» **WHAT YOU WILL DO**
Set the data down again, exactly as it reads, but without the pictures.

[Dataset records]
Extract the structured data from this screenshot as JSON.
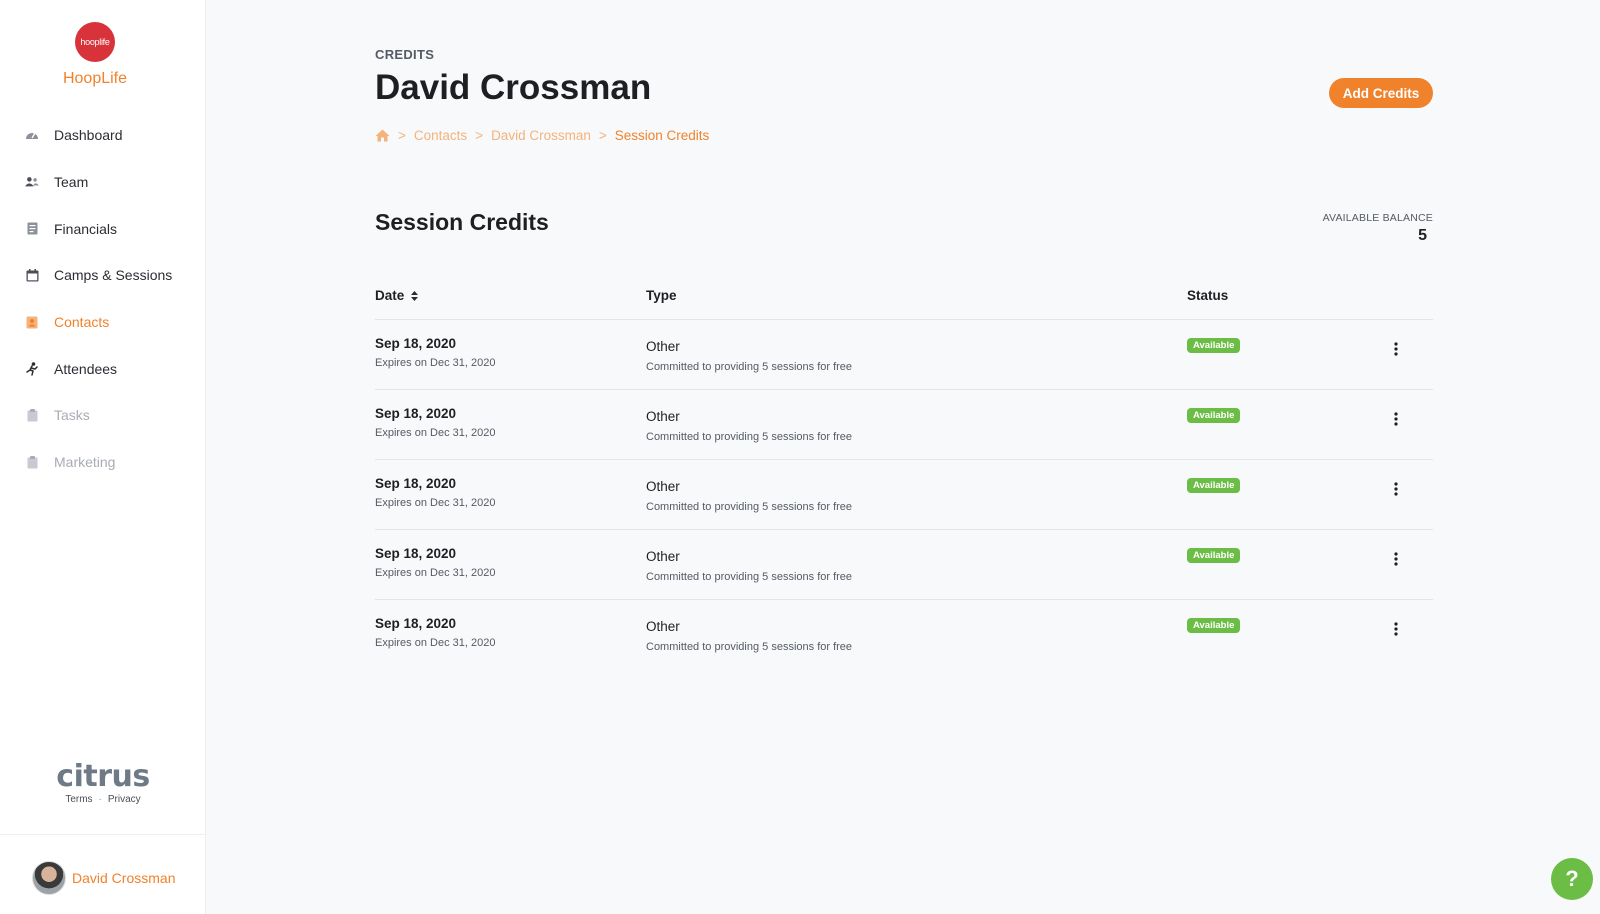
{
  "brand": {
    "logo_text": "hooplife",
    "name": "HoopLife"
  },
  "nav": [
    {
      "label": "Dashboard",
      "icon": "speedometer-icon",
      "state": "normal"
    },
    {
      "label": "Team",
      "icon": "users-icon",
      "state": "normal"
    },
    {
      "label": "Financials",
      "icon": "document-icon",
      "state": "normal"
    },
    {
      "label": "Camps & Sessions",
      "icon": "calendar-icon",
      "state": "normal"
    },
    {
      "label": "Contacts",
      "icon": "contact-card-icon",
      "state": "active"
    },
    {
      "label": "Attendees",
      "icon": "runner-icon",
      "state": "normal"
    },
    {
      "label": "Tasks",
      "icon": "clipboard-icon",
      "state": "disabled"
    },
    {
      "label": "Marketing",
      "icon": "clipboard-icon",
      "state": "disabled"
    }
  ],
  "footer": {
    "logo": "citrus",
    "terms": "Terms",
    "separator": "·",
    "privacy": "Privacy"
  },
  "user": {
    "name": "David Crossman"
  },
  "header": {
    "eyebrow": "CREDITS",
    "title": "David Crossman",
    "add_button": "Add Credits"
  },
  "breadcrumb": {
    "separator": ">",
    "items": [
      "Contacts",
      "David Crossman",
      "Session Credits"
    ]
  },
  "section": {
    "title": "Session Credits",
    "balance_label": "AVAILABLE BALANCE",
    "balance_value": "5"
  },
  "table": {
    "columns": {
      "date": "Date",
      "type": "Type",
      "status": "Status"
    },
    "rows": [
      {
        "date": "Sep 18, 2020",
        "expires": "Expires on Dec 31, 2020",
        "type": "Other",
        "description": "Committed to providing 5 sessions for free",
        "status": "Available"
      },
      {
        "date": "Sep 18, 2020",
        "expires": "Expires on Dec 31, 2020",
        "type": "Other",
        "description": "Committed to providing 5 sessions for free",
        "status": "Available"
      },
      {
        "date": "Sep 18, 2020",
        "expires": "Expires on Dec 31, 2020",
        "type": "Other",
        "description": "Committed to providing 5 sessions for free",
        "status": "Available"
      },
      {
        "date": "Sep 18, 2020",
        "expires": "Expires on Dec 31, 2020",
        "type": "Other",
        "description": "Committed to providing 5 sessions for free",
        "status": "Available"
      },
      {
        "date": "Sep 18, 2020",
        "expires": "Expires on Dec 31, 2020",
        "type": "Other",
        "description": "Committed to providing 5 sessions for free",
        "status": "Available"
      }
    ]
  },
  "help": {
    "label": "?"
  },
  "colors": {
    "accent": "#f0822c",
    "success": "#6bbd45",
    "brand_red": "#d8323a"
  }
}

» **PROBLEM SOLUTION**
Extract the structured data from this screenshot as JSON.
{
  "brand": {
    "logo_text": "hooplife",
    "name": "HoopLife"
  },
  "nav": [
    {
      "label": "Dashboard",
      "icon": "speedometer-icon",
      "state": "normal"
    },
    {
      "label": "Team",
      "icon": "users-icon",
      "state": "normal"
    },
    {
      "label": "Financials",
      "icon": "document-icon",
      "state": "normal"
    },
    {
      "label": "Camps & Sessions",
      "icon": "calendar-icon",
      "state": "normal"
    },
    {
      "label": "Contacts",
      "icon": "contact-card-icon",
      "state": "active"
    },
    {
      "label": "Attendees",
      "icon": "runner-icon",
      "state": "normal"
    },
    {
      "label": "Tasks",
      "icon": "clipboard-icon",
      "state": "disabled"
    },
    {
      "label": "Marketing",
      "icon": "clipboard-icon",
      "state": "disabled"
    }
  ],
  "footer": {
    "logo": "citrus",
    "terms": "Terms",
    "separator": "·",
    "privacy": "Privacy"
  },
  "user": {
    "name": "David Crossman"
  },
  "header": {
    "eyebrow": "CREDITS",
    "title": "David Crossman",
    "add_button": "Add Credits"
  },
  "breadcrumb": {
    "separator": ">",
    "items": [
      "Contacts",
      "David Crossman",
      "Session Credits"
    ]
  },
  "section": {
    "title": "Session Credits",
    "balance_label": "AVAILABLE BALANCE",
    "balance_value": "5"
  },
  "table": {
    "columns": {
      "date": "Date",
      "type": "Type",
      "status": "Status"
    },
    "rows": [
      {
        "date": "Sep 18, 2020",
        "expires": "Expires on Dec 31, 2020",
        "type": "Other",
        "description": "Committed to providing 5 sessions for free",
        "status": "Available"
      },
      {
        "date": "Sep 18, 2020",
        "expires": "Expires on Dec 31, 2020",
        "type": "Other",
        "description": "Committed to providing 5 sessions for free",
        "status": "Available"
      },
      {
        "date": "Sep 18, 2020",
        "expires": "Expires on Dec 31, 2020",
        "type": "Other",
        "description": "Committed to providing 5 sessions for free",
        "status": "Available"
      },
      {
        "date": "Sep 18, 2020",
        "expires": "Expires on Dec 31, 2020",
        "type": "Other",
        "description": "Committed to providing 5 sessions for free",
        "status": "Available"
      },
      {
        "date": "Sep 18, 2020",
        "expires": "Expires on Dec 31, 2020",
        "type": "Other",
        "description": "Committed to providing 5 sessions for free",
        "status": "Available"
      }
    ]
  },
  "help": {
    "label": "?"
  },
  "colors": {
    "accent": "#f0822c",
    "success": "#6bbd45",
    "brand_red": "#d8323a"
  }
}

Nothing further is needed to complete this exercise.